→ **Short problem**:
Locate each line containing the string "this" and copy it out.

## begin

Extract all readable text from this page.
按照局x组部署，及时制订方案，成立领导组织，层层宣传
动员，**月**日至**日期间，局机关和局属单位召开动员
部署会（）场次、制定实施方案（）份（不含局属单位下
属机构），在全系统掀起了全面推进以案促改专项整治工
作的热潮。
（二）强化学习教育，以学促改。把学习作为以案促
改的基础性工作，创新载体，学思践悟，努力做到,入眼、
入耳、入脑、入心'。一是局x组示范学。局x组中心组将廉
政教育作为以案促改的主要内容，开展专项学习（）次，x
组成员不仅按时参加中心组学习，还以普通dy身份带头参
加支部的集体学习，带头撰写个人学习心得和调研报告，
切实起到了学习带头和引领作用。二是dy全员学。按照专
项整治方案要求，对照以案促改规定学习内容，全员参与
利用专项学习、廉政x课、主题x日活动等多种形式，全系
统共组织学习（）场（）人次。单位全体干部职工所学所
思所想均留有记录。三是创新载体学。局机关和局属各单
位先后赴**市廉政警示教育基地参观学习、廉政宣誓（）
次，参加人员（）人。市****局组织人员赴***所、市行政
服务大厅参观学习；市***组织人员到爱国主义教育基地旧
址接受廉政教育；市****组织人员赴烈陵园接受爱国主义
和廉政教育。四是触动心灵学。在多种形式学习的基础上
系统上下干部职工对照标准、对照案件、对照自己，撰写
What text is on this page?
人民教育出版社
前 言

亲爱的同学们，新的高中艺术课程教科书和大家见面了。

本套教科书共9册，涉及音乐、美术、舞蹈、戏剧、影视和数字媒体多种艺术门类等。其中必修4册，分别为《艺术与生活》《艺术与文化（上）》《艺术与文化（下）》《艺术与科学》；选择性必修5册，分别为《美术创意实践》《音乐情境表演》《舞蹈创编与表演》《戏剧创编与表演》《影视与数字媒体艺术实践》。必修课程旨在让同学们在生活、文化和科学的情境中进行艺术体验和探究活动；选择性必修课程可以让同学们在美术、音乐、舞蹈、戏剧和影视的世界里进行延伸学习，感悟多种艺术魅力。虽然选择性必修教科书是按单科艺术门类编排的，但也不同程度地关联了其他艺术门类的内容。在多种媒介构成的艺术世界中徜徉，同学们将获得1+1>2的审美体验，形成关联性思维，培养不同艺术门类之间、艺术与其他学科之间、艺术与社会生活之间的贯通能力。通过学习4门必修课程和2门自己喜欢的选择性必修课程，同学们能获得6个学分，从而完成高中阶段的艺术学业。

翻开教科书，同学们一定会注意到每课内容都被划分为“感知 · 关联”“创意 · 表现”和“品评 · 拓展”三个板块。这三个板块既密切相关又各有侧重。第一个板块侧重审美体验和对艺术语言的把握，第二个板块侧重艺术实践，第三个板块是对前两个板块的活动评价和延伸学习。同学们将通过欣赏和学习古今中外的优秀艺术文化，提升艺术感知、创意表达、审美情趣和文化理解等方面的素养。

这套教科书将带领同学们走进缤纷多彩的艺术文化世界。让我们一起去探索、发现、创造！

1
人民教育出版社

## end

→ **Solution to the exercise**:
Extract all readable text from this page.
What text is on this page?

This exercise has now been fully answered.